What you are asked to do. Repeat verbatim the lines of the data below, beginning with the line containing "Decode this image" and continuing to the end.

Dataset items.
═══

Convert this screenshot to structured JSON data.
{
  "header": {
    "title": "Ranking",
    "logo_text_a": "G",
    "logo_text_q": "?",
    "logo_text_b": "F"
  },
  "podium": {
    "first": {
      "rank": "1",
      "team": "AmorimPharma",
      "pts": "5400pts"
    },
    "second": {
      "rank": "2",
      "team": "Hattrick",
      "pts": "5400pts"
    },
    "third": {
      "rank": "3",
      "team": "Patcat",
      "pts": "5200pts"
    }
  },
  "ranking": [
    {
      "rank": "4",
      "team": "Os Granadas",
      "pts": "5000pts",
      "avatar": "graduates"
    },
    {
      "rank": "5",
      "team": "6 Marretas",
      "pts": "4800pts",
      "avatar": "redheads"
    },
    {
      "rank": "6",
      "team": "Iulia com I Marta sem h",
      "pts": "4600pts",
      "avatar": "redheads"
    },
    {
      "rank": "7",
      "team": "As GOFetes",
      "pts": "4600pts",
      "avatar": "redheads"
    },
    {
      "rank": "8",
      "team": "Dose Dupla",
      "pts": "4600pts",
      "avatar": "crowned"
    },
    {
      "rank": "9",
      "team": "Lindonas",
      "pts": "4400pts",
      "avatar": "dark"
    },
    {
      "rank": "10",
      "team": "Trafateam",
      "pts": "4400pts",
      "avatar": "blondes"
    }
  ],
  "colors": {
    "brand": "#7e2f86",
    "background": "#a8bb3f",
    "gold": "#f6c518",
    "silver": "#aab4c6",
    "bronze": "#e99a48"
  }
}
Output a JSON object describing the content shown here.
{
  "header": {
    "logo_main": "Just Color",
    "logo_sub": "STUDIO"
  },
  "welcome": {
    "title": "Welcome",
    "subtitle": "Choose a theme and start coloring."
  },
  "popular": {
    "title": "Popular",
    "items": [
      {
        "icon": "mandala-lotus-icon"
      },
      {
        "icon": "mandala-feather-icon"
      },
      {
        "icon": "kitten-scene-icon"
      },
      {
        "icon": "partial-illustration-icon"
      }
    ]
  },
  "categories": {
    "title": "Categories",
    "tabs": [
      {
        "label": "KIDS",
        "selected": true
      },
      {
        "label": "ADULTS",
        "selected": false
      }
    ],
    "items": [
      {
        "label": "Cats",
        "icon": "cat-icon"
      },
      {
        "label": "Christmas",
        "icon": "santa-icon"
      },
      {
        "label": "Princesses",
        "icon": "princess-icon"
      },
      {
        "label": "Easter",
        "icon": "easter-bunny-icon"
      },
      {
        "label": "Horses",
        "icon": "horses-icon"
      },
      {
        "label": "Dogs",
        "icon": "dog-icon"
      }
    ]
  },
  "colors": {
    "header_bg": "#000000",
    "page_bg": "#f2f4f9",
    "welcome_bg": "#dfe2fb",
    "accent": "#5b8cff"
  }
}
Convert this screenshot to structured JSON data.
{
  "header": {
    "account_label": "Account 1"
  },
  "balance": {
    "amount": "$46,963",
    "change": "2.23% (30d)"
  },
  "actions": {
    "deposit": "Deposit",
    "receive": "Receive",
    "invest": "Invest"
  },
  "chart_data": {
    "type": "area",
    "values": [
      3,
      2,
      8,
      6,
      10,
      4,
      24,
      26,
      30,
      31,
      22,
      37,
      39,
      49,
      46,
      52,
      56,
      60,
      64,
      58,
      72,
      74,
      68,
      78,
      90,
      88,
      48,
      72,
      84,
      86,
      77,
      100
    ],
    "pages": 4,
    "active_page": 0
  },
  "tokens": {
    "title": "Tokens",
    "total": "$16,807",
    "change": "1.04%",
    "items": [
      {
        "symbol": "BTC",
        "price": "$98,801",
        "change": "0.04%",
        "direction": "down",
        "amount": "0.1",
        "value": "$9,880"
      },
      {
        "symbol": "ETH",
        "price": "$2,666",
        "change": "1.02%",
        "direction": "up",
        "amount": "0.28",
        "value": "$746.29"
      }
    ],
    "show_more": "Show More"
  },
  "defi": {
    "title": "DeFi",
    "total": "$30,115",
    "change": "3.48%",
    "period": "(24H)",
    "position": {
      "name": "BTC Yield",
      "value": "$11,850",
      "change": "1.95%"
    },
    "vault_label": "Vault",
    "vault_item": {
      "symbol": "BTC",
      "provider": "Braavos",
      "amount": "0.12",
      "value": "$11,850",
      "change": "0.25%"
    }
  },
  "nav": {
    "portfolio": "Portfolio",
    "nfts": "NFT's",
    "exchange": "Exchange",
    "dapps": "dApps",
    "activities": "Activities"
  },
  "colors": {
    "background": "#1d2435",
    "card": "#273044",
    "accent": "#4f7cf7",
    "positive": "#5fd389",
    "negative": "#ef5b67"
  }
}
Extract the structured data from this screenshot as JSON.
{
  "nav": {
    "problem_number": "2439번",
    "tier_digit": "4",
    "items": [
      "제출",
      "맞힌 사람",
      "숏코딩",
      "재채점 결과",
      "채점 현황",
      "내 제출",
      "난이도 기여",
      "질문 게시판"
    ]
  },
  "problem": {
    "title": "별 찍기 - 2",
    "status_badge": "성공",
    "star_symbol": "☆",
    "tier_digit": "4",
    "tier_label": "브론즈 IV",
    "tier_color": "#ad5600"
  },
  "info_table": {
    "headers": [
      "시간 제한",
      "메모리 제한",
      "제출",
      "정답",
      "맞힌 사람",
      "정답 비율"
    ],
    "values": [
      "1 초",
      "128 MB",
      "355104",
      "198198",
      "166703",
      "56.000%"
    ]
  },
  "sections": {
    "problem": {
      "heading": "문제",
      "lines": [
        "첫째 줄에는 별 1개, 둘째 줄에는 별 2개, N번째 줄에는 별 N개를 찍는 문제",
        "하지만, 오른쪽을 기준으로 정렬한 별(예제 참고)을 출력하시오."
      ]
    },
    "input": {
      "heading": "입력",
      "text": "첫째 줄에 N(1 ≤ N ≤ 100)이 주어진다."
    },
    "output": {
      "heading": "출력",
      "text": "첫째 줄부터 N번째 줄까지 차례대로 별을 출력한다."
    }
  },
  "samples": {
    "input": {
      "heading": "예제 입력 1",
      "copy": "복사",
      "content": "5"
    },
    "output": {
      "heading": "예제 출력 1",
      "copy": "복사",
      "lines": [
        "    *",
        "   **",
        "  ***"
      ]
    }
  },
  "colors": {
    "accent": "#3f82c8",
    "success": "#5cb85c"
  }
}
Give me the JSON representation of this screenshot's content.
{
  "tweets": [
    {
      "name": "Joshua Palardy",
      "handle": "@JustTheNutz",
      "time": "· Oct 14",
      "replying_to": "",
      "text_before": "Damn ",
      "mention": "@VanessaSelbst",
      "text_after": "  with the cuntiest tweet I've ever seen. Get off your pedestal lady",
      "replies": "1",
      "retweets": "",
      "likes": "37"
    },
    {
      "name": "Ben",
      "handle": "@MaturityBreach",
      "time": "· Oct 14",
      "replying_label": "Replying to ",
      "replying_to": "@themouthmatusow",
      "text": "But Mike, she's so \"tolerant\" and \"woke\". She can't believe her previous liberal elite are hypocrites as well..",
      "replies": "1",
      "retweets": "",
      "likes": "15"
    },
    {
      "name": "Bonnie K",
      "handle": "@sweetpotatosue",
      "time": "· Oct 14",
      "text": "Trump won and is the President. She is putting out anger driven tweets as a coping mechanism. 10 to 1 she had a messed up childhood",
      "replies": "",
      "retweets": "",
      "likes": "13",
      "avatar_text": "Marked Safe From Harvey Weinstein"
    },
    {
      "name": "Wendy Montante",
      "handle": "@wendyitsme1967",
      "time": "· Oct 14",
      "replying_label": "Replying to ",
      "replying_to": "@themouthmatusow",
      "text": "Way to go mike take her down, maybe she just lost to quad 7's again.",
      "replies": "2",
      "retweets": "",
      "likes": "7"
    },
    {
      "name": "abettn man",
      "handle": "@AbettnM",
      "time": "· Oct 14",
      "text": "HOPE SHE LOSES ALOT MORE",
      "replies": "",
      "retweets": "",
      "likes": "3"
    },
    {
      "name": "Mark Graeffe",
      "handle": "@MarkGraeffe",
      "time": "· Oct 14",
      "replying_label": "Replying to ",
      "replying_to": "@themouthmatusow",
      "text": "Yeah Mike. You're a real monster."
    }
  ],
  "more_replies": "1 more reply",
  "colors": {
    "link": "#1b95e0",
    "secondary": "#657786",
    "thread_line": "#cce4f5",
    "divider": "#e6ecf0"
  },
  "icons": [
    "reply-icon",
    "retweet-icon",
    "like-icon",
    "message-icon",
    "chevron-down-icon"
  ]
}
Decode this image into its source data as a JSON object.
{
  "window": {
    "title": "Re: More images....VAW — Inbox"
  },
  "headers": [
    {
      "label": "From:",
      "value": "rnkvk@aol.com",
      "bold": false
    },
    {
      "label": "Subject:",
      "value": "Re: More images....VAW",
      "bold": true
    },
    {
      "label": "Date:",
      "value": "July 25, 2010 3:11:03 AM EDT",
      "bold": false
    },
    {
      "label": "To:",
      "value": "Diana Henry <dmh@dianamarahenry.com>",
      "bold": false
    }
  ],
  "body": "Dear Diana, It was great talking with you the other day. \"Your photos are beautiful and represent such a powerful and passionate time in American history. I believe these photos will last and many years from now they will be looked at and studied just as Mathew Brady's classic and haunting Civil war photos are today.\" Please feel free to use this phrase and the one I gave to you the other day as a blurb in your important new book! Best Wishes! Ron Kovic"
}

═══

Result of the exercise.
Decode this image into its source data as a JSON object.
{
  "window": {
    "title": "Re: More images....VAW — Inbox"
  },
  "headers": [
    {
      "label": "From:",
      "value": "rnkvk@aol.com",
      "bold": false
    },
    {
      "label": "Subject:",
      "value": "Re: More images....VAW",
      "bold": true
    },
    {
      "label": "Date:",
      "value": "July 25, 2010 3:11:03 AM EDT",
      "bold": false
    },
    {
      "label": "To:",
      "value": "Diana Henry <dmh@dianamarahenry.com>",
      "bold": false
    }
  ],
  "body": "Dear Diana, It was great talking with you the other day. \"Your photos are beautiful and represent such a powerful and passionate time in American history. I believe these photos will last and many years from now they will be looked at and studied just as Mathew Brady's classic and haunting Civil war photos are today.\" Please feel free to use this phrase and the one I gave to you the other day as a blurb in your important new book! Best Wishes! Ron Kovic"
}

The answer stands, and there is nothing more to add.